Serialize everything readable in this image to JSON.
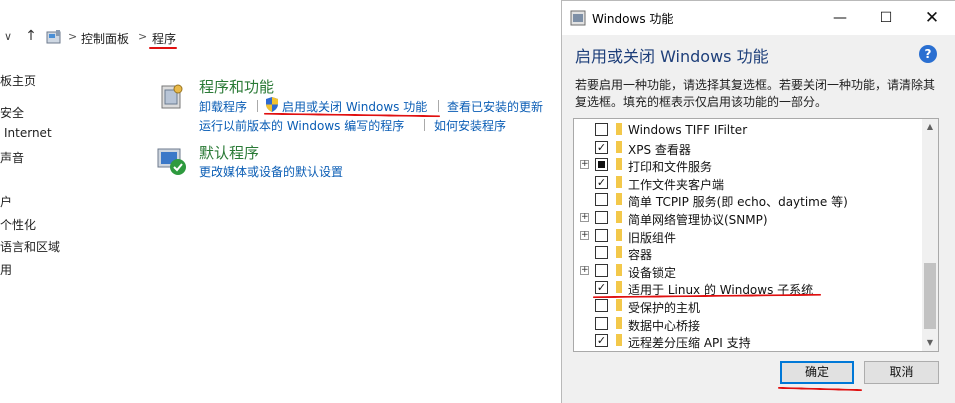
{
  "address_bar": {
    "crumbs": [
      "控制面板",
      "程序"
    ]
  },
  "left_nav": {
    "items": [
      "板主页",
      "安全",
      "Internet",
      "声音",
      "户",
      "个性化",
      "语言和区域",
      "用"
    ]
  },
  "programs_features": {
    "title": "程序和功能",
    "links": [
      "卸载程序",
      "启用或关闭 Windows 功能",
      "查看已安装的更新",
      "运行以前版本的 Windows 编写的程序",
      "如何安装程序"
    ]
  },
  "default_programs": {
    "title": "默认程序",
    "links": [
      "更改媒体或设备的默认设置"
    ]
  },
  "dialog": {
    "window_title": "Windows 功能",
    "heading": "启用或关闭 Windows 功能",
    "help": "?",
    "description": "若要启用一种功能，请选择其复选框。若要关闭一种功能，请清除其复选框。填充的框表示仅启用该功能的一部分。",
    "features": [
      {
        "label": "Windows TIFF IFilter",
        "state": "unchecked",
        "expandable": false
      },
      {
        "label": "XPS 查看器",
        "state": "checked",
        "expandable": false
      },
      {
        "label": "打印和文件服务",
        "state": "partial",
        "expandable": true
      },
      {
        "label": "工作文件夹客户端",
        "state": "checked",
        "expandable": false
      },
      {
        "label": "简单 TCPIP 服务(即 echo、daytime 等)",
        "state": "unchecked",
        "expandable": false
      },
      {
        "label": "简单网络管理协议(SNMP)",
        "state": "unchecked",
        "expandable": true
      },
      {
        "label": "旧版组件",
        "state": "unchecked",
        "expandable": true
      },
      {
        "label": "容器",
        "state": "unchecked",
        "expandable": false
      },
      {
        "label": "设备锁定",
        "state": "unchecked",
        "expandable": true
      },
      {
        "label": "适用于 Linux 的 Windows 子系统",
        "state": "checked",
        "expandable": false
      },
      {
        "label": "受保护的主机",
        "state": "unchecked",
        "expandable": false
      },
      {
        "label": "数据中心桥接",
        "state": "unchecked",
        "expandable": false
      },
      {
        "label": "远程差分压缩 API 支持",
        "state": "checked",
        "expandable": false
      }
    ],
    "ok_label": "确定",
    "cancel_label": "取消"
  },
  "colors": {
    "annotation_red": "#e01010",
    "link_blue": "#0a5db5",
    "section_green": "#2a7a36",
    "folder_yellow": "#f3c84a"
  }
}
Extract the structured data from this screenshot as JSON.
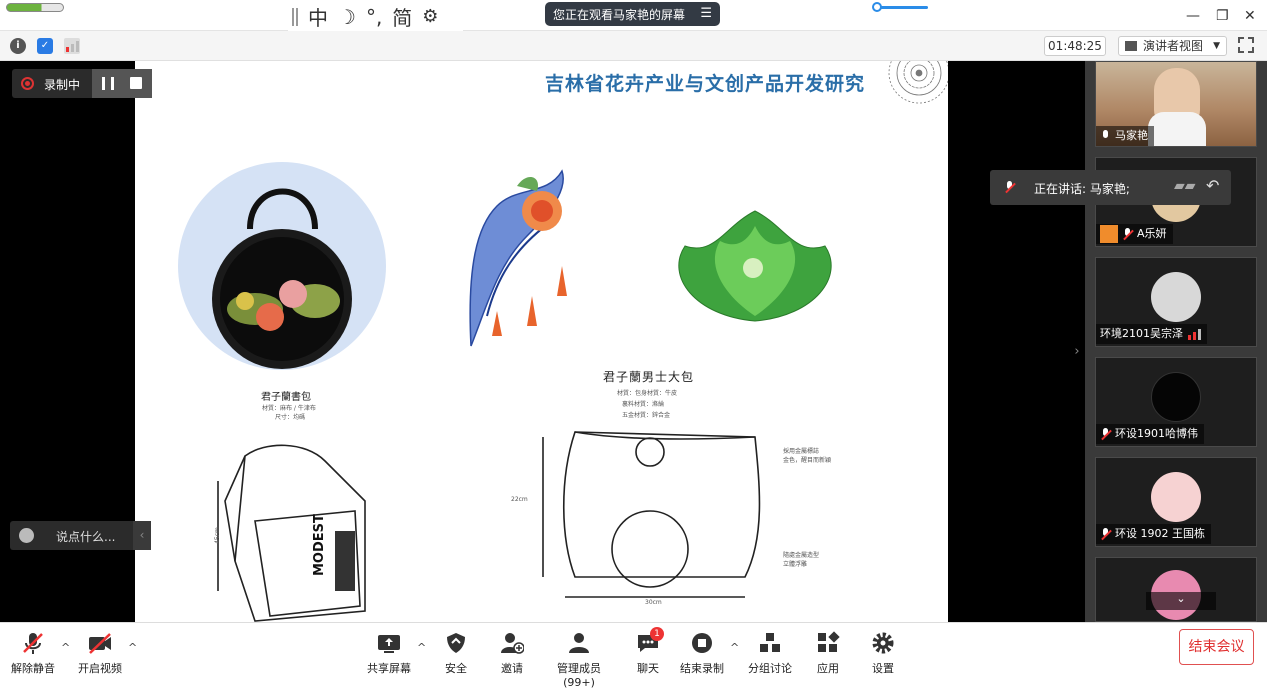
{
  "ime": {
    "lang": "中",
    "moon": "☽",
    "punct": "°,",
    "simplified": "简"
  },
  "banner": {
    "text": "您正在观看马家艳的屏幕"
  },
  "toolbar": {
    "timer": "01:48:25",
    "presenter_view": "演讲者视图"
  },
  "recording": {
    "label": "录制中"
  },
  "chat": {
    "placeholder": "说点什么..."
  },
  "slide": {
    "title": "吉林省花卉产业与文创产品开发研究",
    "caption_left": "君子蘭書包",
    "caption_left_meta1": "材質：麻布 / 牛津布",
    "caption_left_meta2": "尺寸：均碼",
    "caption_right": "君子蘭男士大包",
    "caption_right_meta1": "材質：包身材質：牛皮",
    "caption_right_meta2": "裏料材質：滌綸",
    "caption_right_meta3": "五金材質：鋅合金",
    "bag_note": "採用金屬標誌\n金色，醒目而新穎",
    "bag_note2": "隨處金屬造型\n立體浮雕",
    "dim_height": "22cm",
    "dim_width": "30cm",
    "dim_left": "45cm",
    "backpack_text": "MODEST"
  },
  "speaking": {
    "label": "正在讲话: 马家艳;"
  },
  "participants": [
    {
      "name": "马家艳"
    },
    {
      "name": "A乐妍"
    },
    {
      "name": "环境2101吴宗泽"
    },
    {
      "name": "环设1901哈博伟"
    },
    {
      "name": "环设 1902 王国栋"
    },
    {
      "name": ""
    }
  ],
  "bottom": {
    "unmute": "解除静音",
    "video": "开启视频",
    "share": "共享屏幕",
    "security": "安全",
    "invite": "邀请",
    "members": "管理成员(99+)",
    "chat": "聊天",
    "chat_badge": "1",
    "end_rec": "结束录制",
    "breakout": "分组讨论",
    "apps": "应用",
    "settings": "设置",
    "end_meeting": "结束会议"
  }
}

## STATED TASK
Gather all lines with the string "this" from the data.

## EXERCISE ANSWER
Serialize everything readable in this image to JSON.
Extract the structured data from this screenshot as JSON.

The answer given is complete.